Excerpted text —

####

Christianity and Anxiety

My anxiety now is one of imposition, that is, I feel as though I must impose my mind on what is in order that I speak of anything at all. There is a thought which creeps up from under hidden corners and pounces on me before I can mount any sort of defense. It is a creepy crawly, slimy dirty thought, one which is entirely obscure in its origins and yet persists regardless. If I look at a thing that I’ve not seen before or whose associations with that which I haven’t before encountered do not immediately come to the fore, then my appreciation and my capacity to appreciate are caught by the web spun by the anxious spider inside of me. Their juices spill out as the spider bites, meanwhile it gorges on my soul.

It is a feeling as though the subsistence of things is not self-satisfied, but rather contingent on me having imposed my consciousness upon them. For, it must be said that, on seeing a thing, my immediate thought is “I have seen this before! It may contradict that which I have seen prior! If it does, my thoughts on a given matter may be incorrect as, due to my limited epistemic access to reality, I’ve generalized out of particulars which may not have been representative of the whole of things. And, if the witnessed set was representative, then do I know anything at all? What else may have misrepresented itself to me? No, what else have I misconstrued?” And as these thoughts ambush me, naked and afraid in my thoughts, all of my consciousness is caught up in a flight from what is before me and, rather, encased in the meditative framework of my thoughts. I am rallied from reality, torn from terra firma and transported to a psychical world where all matter is deliberative, all matters deliberative, and all forms formed from formlessness.

####

Problem requirements — Can you retype the essay on Christianity and anxiety in full, word for word? The data that comes next has no connection to the essay on Christianity and anxiety.

Excerpted data —
####

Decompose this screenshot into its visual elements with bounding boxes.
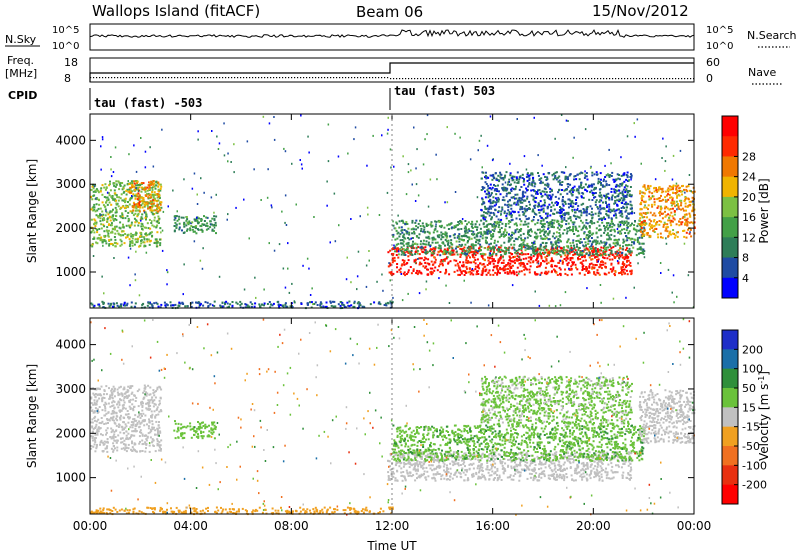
scatter-region (480, 375, 633, 427)
freq-unit-label: [MHz] (5, 67, 37, 80)
freq-tick-top: 18 (64, 56, 78, 69)
colorbar-segment (722, 446, 738, 466)
y-tick-label: 1000 (55, 471, 86, 485)
power-axes: 1000 2000 3000 4000 (55, 114, 695, 308)
nsky-tick-right-bottom: 10^0 (706, 41, 733, 52)
colorbar-tick-label: 20 (742, 191, 756, 204)
velocity-axes: 1000 2000 3000 4000 00:00 04:00 08:00 12:00 16:0… (55, 318, 711, 533)
colorbar-tick-label: 100 (742, 363, 763, 376)
freq-trace (89, 62, 695, 82)
colorbar-tick-label: -200 (742, 479, 767, 492)
velocity-scatter (90, 318, 696, 516)
scatter-region (90, 384, 163, 453)
freq-label: Freq. (7, 54, 34, 67)
nsky-panel-frame (89, 23, 695, 51)
nave-tick-bottom: 0 (706, 72, 713, 85)
scatter-region (638, 389, 696, 445)
scatter-region (638, 184, 696, 239)
scatter-region (173, 215, 218, 235)
nsky-tick-left-top: 10^5 (52, 25, 79, 36)
colorbar-segment (722, 465, 738, 486)
velocity-colorbar: 200 100 50 15 -15 -50 -100 -200 (721, 329, 767, 505)
colorbar-segment (722, 176, 738, 198)
colorbar-tick-label: 50 (742, 382, 756, 395)
colorbar-tick-label: 15 (742, 401, 756, 414)
y-tick-label: 2000 (55, 221, 86, 235)
x-tick-label: 08:00 (274, 519, 309, 533)
scatter-region (90, 180, 163, 248)
colorbar-segment (722, 368, 738, 389)
colorbar-segment (722, 277, 738, 299)
colorbar-segment (722, 136, 738, 157)
scatter-region (128, 180, 163, 213)
colorbar-segment (722, 116, 738, 137)
colorbar-segment (722, 330, 738, 350)
colorbar-segment (722, 484, 738, 505)
cpid-segment-1: tau (fast) -503 (94, 96, 202, 110)
colorbar-tick-label: 8 (742, 252, 749, 265)
scatter-region (392, 219, 646, 257)
colorbar-tick-label: 200 (742, 343, 763, 356)
colorbar-segment (722, 237, 738, 259)
power-colorbar: 4 8 12 16 20 24 28 (721, 115, 756, 299)
nsky-label: N.Sky (5, 33, 37, 46)
colorbar-segment (722, 388, 738, 408)
colorbar-tick-label: 12 (742, 231, 756, 244)
colorbar-tick-label: 24 (742, 171, 756, 184)
date-title: 15/Nov/2012 (592, 2, 689, 20)
scatter-region (480, 171, 634, 222)
nsky-trace (89, 28, 695, 49)
colorbar-segment (722, 217, 738, 238)
y-tick-label: 3000 (55, 177, 86, 191)
freq-tick-bottom: 8 (64, 72, 71, 85)
x-tick-label: 16:00 (475, 519, 510, 533)
scatter-noise (90, 318, 695, 516)
power-ylabel: Slant Range [km] (25, 159, 39, 263)
freq-panel-frame (89, 57, 695, 83)
colorbar-segment (722, 349, 738, 370)
x-tick-label: 00:00 (677, 519, 712, 533)
x-tick-label: 04:00 (173, 519, 208, 533)
time-axis-label: Time UT (366, 539, 417, 553)
scatter-region (387, 245, 633, 277)
scatter-region (392, 424, 646, 462)
scatter-noise (92, 114, 695, 310)
y-tick-label: 4000 (55, 133, 86, 147)
nsearch-label: N.Search (747, 29, 797, 42)
nave-tick-top: 60 (706, 56, 720, 69)
beam-title: Beam 06 (356, 3, 423, 21)
colorbar-segment (722, 407, 738, 428)
scatter-region (90, 506, 394, 516)
y-tick-label: 3000 (55, 382, 86, 396)
station-title: Wallops Island (fitACF) (92, 2, 260, 20)
x-tick-label: 12:00 (375, 519, 410, 533)
power-colorbar-label: Power [dB] (757, 178, 771, 243)
colorbar-tick-label: -15 (742, 421, 760, 434)
colorbar-tick-label: 28 (742, 150, 756, 163)
nsky-tick-left-bottom: 10^0 (52, 41, 79, 52)
colorbar-segment (722, 257, 738, 279)
colorbar-tick-label: -100 (742, 459, 767, 472)
nave-label: Nave (748, 66, 776, 79)
scatter-region (173, 420, 217, 440)
cpid-segment-2: tau (fast) 503 (394, 84, 495, 98)
colorbar-tick-label: 16 (742, 211, 756, 224)
y-tick-label: 1000 (55, 265, 86, 279)
velocity-ylabel: Slant Range [km] (25, 364, 39, 468)
x-tick-label: 00:00 (73, 519, 108, 533)
velocity-colorbar-label: Velocity [m s-1] (757, 371, 772, 461)
x-tick-label: 20:00 (576, 519, 611, 533)
colorbar-segment (722, 196, 738, 218)
cpid-label: CPID (8, 89, 37, 102)
colorbar-tick-label: -50 (742, 440, 760, 453)
nsky-tick-right-top: 10^5 (706, 25, 733, 36)
colorbar-segment (722, 156, 738, 178)
colorbar-segment (722, 426, 738, 447)
y-tick-label: 2000 (55, 426, 86, 440)
y-tick-label: 4000 (55, 338, 86, 352)
colorbar-tick-label: 4 (742, 272, 749, 285)
power-scatter (90, 114, 696, 310)
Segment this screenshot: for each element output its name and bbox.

####

Task result —
Christianity and Anxiety

My anxiety now is one of imposition, that is, I feel as though I must impose my mind on what is in order that I speak of anything at all. There is a thought which creeps up from under hidden corners and pounces on me before I can mount any sort of defense. It is a creepy crawly, slimy dirty thought, one which is entirely obscure in its origins and yet persists regardless. If I look at a thing that I’ve not seen before or whose associations with that which I haven’t before encountered do not immediately come to the fore, then my appreciation and my capacity to appreciate are caught by the web spun by the anxious spider inside of me. Their juices spill out as the spider bites, meanwhile it gorges on my soul.

It is a feeling as though the subsistence of things is not self-satisfied, but rather contingent on me having imposed my consciousness upon them. For, it must be said that, on seeing a thing, my immediate thought is “I have seen this before! It may contradict that which I have seen prior! If it does, my thoughts on a given matter may be incorrect as, due to my limited epistemic access to reality, I’ve generalized out of particulars which may not have been representative of the whole of things. And, if the witnessed set was representative, then do I know anything at all? What else may have misrepresented itself to me? No, what else have I misconstrued?” And as these thoughts ambush me, naked and afraid in my thoughts, all of my consciousness is caught up in a flight from what is before me and, rather, encased in the meditative framework of my thoughts. I am rallied from reality, torn from terra firma and transported to a psychical world where all matter is deliberative, all matters deliberative, and all forms formed from formlessness.